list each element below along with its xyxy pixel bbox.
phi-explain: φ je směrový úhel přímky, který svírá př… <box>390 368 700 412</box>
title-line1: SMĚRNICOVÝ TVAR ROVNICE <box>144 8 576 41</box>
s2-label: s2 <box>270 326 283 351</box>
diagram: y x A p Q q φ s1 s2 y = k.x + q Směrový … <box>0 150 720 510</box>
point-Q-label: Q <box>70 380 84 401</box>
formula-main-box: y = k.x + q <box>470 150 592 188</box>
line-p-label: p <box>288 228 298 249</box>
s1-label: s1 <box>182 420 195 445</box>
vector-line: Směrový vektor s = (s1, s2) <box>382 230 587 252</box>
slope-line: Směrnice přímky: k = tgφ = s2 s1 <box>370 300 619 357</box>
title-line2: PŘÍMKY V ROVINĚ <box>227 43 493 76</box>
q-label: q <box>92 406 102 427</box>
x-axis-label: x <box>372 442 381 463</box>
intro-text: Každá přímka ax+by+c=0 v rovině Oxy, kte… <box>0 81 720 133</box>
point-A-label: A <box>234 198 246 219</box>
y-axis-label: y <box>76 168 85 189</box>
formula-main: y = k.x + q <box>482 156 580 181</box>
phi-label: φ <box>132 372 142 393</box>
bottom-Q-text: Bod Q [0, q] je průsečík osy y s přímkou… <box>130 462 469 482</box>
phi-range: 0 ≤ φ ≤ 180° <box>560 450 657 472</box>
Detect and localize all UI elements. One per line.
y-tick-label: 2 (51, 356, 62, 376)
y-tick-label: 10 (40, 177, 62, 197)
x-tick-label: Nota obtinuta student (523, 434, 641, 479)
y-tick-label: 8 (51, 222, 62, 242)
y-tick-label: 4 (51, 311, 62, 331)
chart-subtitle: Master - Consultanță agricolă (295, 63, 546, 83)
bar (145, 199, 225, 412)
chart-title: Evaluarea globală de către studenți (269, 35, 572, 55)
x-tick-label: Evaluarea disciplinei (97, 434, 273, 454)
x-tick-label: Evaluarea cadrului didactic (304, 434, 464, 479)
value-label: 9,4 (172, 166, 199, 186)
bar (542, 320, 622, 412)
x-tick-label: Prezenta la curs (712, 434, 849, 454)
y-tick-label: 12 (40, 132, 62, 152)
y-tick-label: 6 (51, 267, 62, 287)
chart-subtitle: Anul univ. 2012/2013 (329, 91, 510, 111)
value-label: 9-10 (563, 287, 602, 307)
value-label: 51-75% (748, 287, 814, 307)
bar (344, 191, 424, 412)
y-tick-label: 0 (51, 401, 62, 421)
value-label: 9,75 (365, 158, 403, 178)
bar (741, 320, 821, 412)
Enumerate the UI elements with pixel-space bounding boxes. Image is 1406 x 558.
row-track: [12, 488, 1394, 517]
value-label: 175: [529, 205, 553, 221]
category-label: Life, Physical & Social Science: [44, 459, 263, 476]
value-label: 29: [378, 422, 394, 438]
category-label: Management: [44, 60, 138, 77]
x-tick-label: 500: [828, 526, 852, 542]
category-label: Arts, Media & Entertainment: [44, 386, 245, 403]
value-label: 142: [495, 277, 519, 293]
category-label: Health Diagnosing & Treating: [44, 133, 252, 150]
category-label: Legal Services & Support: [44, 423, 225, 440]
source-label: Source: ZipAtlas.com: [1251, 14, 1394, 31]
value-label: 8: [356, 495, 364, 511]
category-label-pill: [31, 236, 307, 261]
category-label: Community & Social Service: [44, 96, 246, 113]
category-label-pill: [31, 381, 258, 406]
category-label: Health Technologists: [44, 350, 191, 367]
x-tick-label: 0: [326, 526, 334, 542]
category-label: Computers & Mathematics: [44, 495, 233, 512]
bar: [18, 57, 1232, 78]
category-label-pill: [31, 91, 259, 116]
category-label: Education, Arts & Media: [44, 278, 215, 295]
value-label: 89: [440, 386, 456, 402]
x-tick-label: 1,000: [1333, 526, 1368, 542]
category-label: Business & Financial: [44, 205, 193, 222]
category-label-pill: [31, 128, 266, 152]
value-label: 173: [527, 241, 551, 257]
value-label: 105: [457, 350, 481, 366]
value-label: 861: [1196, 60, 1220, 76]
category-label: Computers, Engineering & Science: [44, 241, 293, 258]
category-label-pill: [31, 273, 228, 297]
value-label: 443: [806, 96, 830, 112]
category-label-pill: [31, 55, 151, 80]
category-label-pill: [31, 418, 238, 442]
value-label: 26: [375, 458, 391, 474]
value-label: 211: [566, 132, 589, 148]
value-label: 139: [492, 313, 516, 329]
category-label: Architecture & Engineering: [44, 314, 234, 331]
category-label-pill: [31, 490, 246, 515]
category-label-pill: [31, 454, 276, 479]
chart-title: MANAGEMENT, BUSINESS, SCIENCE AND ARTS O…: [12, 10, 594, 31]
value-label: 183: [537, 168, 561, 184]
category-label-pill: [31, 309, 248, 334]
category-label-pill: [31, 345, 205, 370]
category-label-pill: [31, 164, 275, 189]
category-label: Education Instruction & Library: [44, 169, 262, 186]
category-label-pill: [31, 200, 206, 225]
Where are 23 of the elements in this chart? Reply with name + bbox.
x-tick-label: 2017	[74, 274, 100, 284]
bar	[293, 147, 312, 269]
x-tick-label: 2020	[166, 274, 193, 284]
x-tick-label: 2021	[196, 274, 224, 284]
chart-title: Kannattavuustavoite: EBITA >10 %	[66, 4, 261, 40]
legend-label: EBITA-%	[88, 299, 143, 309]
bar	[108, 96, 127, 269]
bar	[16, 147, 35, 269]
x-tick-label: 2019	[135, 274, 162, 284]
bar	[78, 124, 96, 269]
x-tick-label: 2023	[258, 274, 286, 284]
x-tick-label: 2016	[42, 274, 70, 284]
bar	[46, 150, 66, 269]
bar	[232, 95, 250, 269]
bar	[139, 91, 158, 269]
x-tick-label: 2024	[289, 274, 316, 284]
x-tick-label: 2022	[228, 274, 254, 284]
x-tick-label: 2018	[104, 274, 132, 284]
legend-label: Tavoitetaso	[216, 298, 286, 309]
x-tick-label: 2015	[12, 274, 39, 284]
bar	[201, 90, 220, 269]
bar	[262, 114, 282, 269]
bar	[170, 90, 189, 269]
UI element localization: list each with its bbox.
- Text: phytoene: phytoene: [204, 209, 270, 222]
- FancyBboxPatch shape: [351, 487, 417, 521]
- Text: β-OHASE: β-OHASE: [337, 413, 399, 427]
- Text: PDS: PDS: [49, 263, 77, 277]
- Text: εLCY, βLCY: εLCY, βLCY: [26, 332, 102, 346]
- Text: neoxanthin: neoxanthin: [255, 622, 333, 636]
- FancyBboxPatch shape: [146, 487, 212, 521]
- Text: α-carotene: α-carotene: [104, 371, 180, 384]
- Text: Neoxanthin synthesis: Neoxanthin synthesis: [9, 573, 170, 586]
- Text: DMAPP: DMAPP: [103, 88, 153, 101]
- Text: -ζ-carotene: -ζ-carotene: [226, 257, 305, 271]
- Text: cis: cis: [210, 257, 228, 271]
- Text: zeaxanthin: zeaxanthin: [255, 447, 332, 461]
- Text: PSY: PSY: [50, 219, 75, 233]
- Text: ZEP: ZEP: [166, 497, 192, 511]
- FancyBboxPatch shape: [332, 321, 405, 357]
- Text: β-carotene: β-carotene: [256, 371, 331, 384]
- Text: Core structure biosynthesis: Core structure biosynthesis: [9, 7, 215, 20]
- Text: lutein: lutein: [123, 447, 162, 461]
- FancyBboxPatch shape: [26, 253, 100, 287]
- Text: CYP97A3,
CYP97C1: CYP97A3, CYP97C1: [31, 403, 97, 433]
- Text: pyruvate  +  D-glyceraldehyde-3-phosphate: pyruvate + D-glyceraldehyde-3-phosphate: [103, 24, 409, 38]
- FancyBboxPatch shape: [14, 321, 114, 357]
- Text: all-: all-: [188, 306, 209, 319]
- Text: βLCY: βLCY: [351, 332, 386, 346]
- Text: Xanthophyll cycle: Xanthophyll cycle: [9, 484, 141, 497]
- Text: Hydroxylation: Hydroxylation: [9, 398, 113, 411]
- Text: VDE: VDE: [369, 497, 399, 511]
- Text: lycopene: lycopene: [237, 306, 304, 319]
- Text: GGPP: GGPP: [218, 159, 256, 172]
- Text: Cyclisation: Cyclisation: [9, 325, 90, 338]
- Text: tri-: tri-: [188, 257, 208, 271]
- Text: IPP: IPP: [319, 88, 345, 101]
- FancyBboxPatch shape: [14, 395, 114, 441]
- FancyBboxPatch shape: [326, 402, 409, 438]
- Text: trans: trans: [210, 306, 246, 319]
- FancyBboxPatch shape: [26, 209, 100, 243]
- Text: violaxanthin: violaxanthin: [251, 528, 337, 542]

What you need to do ▸ Write out, word for word, everything from the start of the records down to the line containing "y-tick-label: 0 (51, 401, 62, 421)", with that line included.

Solved exercise ▸
list each element below along with its xyxy pixel bbox.
phi-explain: φ je směrový úhel přímky, který svírá př… <box>390 368 700 412</box>
title-line1: SMĚRNICOVÝ TVAR ROVNICE <box>144 8 576 41</box>
s2-label: s2 <box>270 326 283 351</box>
diagram: y x A p Q q φ s1 s2 y = k.x + q Směrový … <box>0 150 720 510</box>
point-Q-label: Q <box>70 380 84 401</box>
formula-main-box: y = k.x + q <box>470 150 592 188</box>
line-p-label: p <box>288 228 298 249</box>
s1-label: s1 <box>182 420 195 445</box>
vector-line: Směrový vektor s = (s1, s2) <box>382 230 587 252</box>
slope-line: Směrnice přímky: k = tgφ = s2 s1 <box>370 300 619 357</box>
title-line2: PŘÍMKY V ROVINĚ <box>227 43 493 76</box>
q-label: q <box>92 406 102 427</box>
x-axis-label: x <box>372 442 381 463</box>
intro-text: Každá přímka ax+by+c=0 v rovině Oxy, kte… <box>0 81 720 133</box>
point-A-label: A <box>234 198 246 219</box>
y-axis-label: y <box>76 168 85 189</box>
formula-main: y = k.x + q <box>482 156 580 181</box>
phi-label: φ <box>132 372 142 393</box>
bottom-Q-text: Bod Q [0, q] je průsečík osy y s přímkou… <box>130 462 469 482</box>
phi-range: 0 ≤ φ ≤ 180° <box>560 450 657 472</box>
Detect and localize all UI elements. One per line.
y-tick-label: 2 (51, 356, 62, 376)
y-tick-label: 10 (40, 177, 62, 197)
x-tick-label: Nota obtinuta student (523, 434, 641, 479)
y-tick-label: 8 (51, 222, 62, 242)
y-tick-label: 4 (51, 311, 62, 331)
chart-subtitle: Master - Consultanță agricolă (295, 63, 546, 83)
bar (145, 199, 225, 412)
chart-title: Evaluarea globală de către studenți (269, 35, 572, 55)
x-tick-label: Evaluarea disciplinei (97, 434, 273, 454)
x-tick-label: Evaluarea cadrului didactic (304, 434, 464, 479)
value-label: 9,4 (172, 166, 199, 186)
bar (542, 320, 622, 412)
x-tick-label: Prezenta la curs (712, 434, 849, 454)
y-tick-label: 12 (40, 132, 62, 152)
y-tick-label: 6 (51, 267, 62, 287)
chart-subtitle: Anul univ. 2012/2013 (329, 91, 510, 111)
value-label: 9-10 (563, 287, 602, 307)
value-label: 51-75% (748, 287, 814, 307)
bar (344, 191, 424, 412)
y-tick-label: 0 (51, 401, 62, 421)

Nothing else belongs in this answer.